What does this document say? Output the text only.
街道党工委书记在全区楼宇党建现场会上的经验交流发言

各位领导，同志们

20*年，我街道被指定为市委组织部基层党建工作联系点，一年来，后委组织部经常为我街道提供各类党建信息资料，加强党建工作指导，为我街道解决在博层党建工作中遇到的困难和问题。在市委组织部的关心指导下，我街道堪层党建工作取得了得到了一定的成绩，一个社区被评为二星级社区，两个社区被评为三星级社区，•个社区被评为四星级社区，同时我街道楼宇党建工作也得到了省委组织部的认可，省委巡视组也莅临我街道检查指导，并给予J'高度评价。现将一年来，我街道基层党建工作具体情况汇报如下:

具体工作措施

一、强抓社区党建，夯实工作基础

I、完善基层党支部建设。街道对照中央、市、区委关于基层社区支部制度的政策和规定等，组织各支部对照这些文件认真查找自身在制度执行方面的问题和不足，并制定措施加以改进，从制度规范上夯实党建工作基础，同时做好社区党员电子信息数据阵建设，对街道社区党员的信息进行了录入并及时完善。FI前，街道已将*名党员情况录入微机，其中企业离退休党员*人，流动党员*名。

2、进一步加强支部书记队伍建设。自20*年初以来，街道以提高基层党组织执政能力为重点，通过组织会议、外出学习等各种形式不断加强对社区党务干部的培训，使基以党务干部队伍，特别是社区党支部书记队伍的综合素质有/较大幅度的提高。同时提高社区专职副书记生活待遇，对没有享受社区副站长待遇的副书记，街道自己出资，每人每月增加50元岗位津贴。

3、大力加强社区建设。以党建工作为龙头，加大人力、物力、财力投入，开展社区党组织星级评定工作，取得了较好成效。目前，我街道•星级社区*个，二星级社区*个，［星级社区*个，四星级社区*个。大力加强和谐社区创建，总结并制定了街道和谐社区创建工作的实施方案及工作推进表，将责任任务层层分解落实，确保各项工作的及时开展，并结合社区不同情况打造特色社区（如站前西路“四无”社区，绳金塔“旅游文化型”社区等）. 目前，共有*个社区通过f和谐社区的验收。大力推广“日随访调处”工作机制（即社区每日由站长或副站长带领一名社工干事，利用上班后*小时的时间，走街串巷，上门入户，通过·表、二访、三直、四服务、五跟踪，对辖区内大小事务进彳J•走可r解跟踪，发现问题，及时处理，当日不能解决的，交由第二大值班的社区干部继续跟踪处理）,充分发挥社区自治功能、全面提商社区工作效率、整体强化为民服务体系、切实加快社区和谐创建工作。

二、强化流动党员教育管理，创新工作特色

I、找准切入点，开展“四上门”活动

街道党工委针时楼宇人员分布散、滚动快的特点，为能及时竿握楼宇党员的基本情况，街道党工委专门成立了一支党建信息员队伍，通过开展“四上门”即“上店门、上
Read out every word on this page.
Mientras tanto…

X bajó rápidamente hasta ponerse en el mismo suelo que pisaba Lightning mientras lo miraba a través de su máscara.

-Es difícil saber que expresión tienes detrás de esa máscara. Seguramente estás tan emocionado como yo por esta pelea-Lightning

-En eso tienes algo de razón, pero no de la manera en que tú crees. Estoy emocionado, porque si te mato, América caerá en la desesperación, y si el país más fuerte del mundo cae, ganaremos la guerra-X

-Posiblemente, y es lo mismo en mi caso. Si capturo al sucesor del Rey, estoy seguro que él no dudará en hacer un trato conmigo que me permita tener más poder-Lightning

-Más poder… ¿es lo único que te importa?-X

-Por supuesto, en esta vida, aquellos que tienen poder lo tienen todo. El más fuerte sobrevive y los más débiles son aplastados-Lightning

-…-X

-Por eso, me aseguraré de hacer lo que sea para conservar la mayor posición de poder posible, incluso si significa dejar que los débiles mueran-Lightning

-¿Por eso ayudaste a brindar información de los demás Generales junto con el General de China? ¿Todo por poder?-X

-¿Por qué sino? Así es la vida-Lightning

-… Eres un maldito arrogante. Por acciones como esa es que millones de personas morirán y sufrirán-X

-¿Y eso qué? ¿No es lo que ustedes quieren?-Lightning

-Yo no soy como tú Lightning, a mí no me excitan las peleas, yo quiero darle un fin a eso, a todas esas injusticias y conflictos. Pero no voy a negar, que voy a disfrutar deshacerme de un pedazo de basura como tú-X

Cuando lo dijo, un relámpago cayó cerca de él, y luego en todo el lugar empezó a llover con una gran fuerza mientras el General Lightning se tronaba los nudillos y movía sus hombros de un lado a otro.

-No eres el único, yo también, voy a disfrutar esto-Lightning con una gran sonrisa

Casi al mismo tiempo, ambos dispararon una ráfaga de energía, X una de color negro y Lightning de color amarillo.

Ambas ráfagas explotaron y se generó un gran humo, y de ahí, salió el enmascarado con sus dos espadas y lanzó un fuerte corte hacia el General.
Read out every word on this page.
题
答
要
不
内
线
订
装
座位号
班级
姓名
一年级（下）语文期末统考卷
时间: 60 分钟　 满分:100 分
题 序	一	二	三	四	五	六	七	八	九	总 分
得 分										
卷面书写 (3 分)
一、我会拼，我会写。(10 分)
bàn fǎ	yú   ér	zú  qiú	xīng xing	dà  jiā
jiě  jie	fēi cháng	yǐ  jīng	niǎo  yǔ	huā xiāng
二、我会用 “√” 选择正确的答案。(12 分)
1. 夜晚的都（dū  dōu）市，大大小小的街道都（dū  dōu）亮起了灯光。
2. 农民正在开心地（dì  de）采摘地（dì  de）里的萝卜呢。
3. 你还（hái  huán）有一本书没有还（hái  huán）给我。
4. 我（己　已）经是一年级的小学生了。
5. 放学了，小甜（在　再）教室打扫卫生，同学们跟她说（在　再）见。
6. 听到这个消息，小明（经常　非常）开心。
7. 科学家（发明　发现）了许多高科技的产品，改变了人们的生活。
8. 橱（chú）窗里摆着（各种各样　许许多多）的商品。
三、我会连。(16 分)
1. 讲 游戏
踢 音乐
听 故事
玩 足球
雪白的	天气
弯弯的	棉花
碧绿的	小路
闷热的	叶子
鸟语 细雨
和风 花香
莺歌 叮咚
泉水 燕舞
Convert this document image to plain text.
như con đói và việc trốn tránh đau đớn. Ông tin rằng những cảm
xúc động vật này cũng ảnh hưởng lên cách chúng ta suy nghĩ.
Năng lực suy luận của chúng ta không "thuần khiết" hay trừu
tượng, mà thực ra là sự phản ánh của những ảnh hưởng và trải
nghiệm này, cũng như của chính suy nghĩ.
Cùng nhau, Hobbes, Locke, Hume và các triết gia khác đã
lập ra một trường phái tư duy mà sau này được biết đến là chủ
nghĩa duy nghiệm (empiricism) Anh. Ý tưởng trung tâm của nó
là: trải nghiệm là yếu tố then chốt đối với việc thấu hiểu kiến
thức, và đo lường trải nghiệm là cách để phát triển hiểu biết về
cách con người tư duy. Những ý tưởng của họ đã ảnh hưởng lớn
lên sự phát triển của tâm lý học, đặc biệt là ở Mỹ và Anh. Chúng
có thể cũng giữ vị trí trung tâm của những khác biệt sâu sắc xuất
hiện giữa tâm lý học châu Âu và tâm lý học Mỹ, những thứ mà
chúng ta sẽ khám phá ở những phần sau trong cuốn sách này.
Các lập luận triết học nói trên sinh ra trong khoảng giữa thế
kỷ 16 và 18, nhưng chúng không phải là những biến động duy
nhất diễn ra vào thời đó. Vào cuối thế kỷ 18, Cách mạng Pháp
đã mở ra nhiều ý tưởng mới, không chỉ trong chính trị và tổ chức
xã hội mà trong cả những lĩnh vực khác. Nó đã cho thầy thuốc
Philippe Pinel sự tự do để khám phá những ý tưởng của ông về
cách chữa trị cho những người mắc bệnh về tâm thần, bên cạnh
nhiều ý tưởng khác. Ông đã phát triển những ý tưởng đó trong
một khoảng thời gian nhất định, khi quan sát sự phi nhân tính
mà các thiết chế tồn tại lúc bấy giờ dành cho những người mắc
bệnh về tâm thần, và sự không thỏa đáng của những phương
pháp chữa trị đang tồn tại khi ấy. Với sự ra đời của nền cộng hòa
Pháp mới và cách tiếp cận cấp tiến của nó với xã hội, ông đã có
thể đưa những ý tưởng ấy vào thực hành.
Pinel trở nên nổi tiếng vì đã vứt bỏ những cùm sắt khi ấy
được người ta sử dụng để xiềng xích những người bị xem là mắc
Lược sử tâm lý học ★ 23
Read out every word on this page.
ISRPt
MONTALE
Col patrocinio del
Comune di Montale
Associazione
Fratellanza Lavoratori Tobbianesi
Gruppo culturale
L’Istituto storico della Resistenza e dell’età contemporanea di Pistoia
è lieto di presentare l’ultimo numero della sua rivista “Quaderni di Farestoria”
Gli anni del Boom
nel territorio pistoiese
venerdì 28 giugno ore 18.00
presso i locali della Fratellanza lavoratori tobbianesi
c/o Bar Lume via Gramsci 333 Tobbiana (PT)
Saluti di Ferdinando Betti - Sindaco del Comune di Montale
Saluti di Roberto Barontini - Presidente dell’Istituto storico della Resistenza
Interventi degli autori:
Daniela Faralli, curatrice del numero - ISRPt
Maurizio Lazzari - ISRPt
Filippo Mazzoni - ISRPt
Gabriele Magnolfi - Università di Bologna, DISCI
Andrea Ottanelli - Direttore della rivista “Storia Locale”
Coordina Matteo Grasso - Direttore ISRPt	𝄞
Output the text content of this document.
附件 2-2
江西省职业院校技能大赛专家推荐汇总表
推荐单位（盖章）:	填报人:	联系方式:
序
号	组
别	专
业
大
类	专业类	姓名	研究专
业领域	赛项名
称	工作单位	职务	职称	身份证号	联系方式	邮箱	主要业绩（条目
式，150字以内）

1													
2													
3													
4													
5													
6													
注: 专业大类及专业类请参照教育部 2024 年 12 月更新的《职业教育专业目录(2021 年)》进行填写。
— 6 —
—————
WHAT IS REQUIRED:
Filter the entries and copy out every line with the word "disfrutar".

EXERCISE RESULT:
-Yo no soy como tú Lightning, a mí no me excitan las peleas, yo quiero darle un fin a eso, a todas esas injusticias y conflictos. Pero no voy a negar, que voy a disfrutar deshacerme de un pedazo de basura como tú-X
-No eres el único, yo también, voy a disfrutar esto-Lightning con una gran sonrisa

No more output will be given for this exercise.